_Short exercise_. Draw out every line with the word "года" from the listing below.

_Data for this exercise_.

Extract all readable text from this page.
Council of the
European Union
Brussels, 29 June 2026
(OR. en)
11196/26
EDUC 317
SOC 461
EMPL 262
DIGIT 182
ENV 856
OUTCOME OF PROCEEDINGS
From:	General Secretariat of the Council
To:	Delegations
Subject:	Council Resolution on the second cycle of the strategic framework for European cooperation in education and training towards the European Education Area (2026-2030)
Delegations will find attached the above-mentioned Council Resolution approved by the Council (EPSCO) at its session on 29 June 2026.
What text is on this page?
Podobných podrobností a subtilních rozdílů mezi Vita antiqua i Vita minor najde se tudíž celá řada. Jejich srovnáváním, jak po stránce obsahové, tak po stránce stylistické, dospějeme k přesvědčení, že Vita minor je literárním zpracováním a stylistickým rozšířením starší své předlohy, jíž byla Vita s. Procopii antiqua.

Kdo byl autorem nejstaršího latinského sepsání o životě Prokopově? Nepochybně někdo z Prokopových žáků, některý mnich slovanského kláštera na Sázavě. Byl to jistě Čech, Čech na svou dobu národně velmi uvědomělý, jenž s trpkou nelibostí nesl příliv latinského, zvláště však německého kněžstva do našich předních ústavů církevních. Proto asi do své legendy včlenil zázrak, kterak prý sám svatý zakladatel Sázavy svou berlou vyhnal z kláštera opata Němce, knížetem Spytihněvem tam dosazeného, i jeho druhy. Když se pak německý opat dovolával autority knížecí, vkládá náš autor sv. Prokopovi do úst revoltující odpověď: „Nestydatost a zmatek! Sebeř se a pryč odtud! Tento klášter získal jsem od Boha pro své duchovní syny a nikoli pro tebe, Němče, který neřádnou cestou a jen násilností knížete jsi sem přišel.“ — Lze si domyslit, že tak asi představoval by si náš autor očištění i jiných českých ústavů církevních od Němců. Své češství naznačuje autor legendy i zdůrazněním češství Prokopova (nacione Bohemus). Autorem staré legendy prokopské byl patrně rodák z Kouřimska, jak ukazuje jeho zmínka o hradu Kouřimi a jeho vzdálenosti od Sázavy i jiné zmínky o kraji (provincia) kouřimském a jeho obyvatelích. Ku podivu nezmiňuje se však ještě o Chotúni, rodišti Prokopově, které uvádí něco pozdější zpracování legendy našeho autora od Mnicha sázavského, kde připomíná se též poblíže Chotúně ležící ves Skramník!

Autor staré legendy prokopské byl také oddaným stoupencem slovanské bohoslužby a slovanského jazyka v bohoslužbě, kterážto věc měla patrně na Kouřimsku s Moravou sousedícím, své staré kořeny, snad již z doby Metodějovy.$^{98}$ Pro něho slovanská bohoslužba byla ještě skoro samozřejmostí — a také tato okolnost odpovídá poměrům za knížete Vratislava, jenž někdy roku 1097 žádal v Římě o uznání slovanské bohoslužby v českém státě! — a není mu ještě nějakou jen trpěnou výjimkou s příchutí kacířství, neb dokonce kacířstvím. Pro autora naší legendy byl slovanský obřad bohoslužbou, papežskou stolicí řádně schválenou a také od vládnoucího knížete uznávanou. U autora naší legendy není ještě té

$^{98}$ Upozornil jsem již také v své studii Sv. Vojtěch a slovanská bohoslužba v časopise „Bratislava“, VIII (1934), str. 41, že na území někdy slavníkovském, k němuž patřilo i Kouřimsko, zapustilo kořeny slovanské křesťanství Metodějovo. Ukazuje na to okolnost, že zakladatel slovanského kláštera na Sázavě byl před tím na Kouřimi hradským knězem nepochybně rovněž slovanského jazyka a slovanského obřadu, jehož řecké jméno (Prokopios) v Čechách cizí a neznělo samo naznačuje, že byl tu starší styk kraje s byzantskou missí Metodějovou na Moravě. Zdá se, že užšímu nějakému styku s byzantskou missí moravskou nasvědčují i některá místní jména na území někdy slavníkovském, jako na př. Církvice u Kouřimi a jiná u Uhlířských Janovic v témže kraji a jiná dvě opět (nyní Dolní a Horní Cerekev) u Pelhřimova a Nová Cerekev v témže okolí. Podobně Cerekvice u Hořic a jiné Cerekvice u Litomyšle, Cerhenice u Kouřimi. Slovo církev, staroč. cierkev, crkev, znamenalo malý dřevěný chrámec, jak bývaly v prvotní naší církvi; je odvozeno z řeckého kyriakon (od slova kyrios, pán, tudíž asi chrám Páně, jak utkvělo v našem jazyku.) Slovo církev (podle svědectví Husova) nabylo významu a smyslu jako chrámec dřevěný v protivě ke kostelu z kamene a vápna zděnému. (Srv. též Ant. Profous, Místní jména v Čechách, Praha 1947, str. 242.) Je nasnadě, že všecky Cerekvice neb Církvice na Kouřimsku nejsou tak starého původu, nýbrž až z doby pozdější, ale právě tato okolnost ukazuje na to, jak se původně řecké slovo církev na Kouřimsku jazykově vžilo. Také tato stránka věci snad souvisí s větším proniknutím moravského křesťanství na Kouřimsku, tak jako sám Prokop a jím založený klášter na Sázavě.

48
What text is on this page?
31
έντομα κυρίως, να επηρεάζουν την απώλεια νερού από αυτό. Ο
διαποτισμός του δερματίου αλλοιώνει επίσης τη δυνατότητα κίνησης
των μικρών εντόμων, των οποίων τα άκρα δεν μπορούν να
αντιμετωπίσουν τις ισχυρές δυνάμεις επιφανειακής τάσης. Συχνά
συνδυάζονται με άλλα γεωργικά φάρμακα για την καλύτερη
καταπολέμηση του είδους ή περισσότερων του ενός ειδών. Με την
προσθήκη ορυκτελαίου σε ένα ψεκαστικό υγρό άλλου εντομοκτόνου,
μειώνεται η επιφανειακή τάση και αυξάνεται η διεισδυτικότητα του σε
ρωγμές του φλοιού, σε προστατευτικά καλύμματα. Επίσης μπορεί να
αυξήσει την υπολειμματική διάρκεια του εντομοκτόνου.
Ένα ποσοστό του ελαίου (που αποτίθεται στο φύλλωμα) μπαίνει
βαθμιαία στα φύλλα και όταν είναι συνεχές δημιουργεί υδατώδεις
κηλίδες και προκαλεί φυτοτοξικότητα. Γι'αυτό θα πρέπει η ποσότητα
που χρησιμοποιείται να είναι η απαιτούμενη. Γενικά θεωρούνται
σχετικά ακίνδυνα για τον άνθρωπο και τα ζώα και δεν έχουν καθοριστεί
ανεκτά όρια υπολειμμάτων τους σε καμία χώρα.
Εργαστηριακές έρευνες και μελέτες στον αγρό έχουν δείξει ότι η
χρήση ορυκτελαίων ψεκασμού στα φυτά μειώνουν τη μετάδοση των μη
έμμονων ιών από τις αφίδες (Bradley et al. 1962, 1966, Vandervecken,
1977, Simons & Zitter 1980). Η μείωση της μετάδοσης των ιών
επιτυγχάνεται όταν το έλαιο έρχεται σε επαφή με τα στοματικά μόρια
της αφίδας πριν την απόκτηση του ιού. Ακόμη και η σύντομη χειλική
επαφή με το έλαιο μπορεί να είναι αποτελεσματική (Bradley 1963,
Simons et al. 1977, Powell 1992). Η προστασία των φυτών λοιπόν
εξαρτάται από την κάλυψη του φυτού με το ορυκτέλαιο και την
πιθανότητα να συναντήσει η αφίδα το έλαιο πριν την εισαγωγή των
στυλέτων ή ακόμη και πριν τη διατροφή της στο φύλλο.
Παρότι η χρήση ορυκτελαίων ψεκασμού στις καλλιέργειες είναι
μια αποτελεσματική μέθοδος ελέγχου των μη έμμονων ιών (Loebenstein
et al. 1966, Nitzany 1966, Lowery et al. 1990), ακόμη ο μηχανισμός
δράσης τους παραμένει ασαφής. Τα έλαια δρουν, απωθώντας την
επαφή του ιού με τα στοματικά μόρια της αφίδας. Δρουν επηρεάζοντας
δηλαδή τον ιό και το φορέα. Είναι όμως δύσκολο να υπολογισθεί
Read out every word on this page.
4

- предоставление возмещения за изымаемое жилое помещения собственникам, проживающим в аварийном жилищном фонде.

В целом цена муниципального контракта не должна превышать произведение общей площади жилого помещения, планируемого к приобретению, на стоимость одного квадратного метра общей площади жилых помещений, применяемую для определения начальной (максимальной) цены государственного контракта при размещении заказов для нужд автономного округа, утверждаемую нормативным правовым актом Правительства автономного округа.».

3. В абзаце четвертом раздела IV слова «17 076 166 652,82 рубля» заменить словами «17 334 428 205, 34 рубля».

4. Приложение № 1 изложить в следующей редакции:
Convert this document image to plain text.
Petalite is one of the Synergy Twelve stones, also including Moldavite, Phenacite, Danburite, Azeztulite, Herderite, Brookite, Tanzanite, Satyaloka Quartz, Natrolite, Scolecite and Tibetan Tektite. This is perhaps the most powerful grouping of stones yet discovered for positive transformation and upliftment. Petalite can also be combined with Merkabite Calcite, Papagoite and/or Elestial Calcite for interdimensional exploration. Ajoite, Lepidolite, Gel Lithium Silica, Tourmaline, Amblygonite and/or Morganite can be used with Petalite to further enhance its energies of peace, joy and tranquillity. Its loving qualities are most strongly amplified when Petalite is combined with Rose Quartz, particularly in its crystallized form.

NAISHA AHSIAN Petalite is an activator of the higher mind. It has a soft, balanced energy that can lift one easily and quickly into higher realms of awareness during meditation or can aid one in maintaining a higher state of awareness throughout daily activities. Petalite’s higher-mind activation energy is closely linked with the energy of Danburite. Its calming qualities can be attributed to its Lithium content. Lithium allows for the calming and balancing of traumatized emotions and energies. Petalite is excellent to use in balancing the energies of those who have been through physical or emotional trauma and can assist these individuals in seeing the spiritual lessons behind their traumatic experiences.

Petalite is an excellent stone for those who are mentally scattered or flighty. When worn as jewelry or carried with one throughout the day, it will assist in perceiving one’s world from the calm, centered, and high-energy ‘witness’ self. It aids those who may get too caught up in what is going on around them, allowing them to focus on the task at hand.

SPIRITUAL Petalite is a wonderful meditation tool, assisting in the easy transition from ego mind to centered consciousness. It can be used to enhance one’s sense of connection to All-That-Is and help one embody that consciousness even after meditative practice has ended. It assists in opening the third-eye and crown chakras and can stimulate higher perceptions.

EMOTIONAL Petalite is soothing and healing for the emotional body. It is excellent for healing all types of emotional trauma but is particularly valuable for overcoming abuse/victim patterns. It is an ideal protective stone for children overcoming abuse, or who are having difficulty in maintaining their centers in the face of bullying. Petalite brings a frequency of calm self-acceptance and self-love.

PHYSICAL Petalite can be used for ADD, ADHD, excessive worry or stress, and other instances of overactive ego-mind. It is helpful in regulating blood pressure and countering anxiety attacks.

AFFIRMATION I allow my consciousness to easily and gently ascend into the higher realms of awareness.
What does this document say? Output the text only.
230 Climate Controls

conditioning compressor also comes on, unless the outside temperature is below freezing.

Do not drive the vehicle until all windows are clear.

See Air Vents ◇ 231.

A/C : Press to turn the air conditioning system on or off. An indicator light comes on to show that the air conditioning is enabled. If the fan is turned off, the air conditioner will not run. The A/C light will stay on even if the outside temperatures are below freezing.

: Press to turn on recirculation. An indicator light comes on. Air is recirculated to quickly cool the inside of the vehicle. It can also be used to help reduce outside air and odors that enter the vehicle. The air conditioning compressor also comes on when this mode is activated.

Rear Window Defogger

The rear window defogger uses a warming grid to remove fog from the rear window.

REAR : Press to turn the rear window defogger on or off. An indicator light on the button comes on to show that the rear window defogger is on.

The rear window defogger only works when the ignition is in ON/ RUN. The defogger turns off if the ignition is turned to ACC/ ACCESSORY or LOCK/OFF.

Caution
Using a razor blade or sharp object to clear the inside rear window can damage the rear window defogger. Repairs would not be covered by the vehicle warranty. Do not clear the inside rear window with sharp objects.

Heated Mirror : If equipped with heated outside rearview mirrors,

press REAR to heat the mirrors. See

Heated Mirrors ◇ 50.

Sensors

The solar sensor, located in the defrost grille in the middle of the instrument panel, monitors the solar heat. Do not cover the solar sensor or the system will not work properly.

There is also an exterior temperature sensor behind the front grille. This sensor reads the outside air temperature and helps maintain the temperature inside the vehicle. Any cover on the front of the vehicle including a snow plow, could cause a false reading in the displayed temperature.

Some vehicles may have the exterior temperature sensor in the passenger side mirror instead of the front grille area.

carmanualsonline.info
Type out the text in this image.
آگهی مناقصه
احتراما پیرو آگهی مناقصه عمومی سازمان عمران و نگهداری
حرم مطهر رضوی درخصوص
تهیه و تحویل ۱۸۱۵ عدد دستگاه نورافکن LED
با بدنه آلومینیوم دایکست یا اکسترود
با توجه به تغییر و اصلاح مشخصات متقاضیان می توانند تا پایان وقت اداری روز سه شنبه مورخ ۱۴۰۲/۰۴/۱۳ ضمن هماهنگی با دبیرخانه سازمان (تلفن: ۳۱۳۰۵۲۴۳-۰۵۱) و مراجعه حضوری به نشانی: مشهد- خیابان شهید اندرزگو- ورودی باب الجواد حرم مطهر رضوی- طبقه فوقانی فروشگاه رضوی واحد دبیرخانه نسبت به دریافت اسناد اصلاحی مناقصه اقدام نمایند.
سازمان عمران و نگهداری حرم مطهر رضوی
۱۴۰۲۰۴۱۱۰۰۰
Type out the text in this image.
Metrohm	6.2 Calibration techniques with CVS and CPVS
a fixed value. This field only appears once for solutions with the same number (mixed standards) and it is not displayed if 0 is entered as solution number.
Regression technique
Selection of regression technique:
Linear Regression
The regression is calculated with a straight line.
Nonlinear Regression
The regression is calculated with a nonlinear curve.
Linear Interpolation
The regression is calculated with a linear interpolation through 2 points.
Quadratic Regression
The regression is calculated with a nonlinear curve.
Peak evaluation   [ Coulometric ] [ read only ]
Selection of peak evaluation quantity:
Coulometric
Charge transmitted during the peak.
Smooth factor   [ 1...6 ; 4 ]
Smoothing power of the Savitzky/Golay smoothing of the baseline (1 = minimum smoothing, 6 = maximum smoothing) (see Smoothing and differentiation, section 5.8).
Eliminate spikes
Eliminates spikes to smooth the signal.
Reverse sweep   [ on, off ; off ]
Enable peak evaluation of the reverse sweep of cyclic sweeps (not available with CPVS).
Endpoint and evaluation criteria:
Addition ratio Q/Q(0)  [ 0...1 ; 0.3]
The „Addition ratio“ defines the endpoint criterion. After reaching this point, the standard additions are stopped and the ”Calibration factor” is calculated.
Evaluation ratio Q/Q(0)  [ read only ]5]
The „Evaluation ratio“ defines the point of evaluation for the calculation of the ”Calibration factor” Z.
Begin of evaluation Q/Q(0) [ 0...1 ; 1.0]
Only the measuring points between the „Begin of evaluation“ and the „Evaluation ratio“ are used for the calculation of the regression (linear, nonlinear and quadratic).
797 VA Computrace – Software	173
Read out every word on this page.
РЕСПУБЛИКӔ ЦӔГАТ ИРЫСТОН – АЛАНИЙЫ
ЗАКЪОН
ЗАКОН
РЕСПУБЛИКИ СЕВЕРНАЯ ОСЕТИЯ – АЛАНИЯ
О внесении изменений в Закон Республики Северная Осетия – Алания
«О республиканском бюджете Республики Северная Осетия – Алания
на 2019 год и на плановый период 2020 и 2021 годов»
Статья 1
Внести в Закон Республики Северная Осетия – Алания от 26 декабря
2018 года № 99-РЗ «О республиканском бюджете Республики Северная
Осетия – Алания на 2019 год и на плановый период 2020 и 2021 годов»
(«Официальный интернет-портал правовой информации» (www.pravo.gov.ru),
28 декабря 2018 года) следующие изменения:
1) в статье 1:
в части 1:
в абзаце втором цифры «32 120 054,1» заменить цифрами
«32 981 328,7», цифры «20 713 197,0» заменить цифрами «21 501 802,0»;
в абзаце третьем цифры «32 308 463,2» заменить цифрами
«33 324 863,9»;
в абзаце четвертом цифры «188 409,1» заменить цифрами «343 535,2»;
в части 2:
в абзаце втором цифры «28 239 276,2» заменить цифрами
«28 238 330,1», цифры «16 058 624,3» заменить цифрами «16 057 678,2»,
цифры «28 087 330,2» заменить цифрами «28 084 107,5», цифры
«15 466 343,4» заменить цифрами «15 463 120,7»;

_Written answer_.
2018 года № 99-РЗ «О республиканском бюджете Республики Северная
28 декабря 2018 года) следующие изменения:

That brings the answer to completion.